WHAT YOU NEED TO DO: Go through the data below and copy it exactly, skipping every picture.
start RECORD EXTRACTS
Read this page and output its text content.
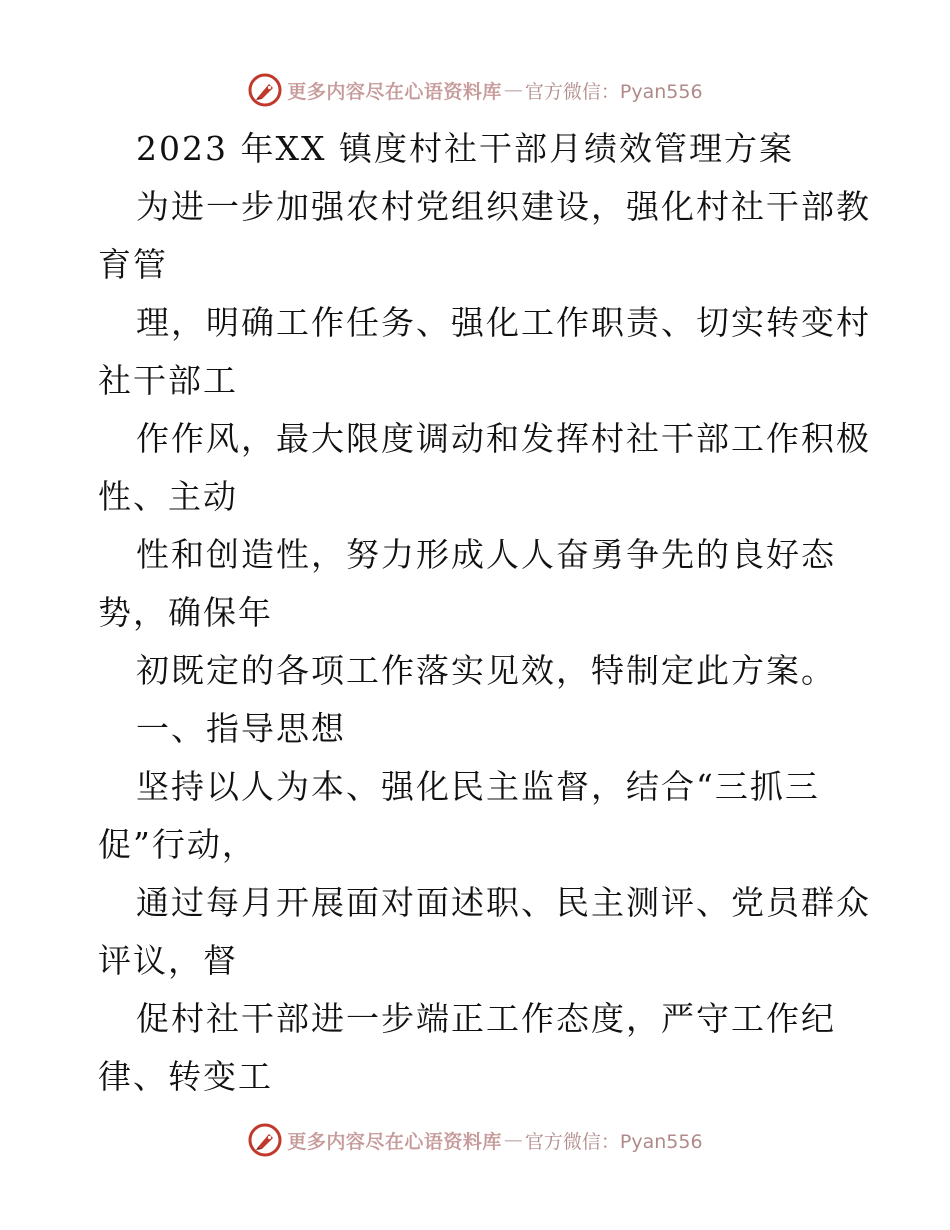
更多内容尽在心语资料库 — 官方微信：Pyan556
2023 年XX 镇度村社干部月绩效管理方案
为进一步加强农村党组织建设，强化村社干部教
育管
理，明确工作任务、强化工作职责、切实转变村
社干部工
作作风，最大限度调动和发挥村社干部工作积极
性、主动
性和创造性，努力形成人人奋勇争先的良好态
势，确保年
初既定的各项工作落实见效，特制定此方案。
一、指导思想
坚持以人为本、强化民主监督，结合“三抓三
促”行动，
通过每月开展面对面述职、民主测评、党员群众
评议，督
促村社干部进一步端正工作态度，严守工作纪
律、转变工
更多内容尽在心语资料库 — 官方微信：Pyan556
end RECORD EXTRACTS
SOLVED PROBLEM:
Read this page and output its text content.
更多内容尽在心语资料库 — 官方微信：Pyan556
2023 年XX 镇度村社干部月绩效管理方案
为进一步加强农村党组织建设，强化村社干部教
育管
理，明确工作任务、强化工作职责、切实转变村
社干部工
作作风，最大限度调动和发挥村社干部工作积极
性、主动
性和创造性，努力形成人人奋勇争先的良好态
势，确保年
初既定的各项工作落实见效，特制定此方案。
一、指导思想
坚持以人为本、强化民主监督，结合“三抓三
促”行动，
通过每月开展面对面述职、民主测评、党员群众
评议，督
促村社干部进一步端正工作态度，严守工作纪
律、转变工
更多内容尽在心语资料库 — 官方微信：Pyan556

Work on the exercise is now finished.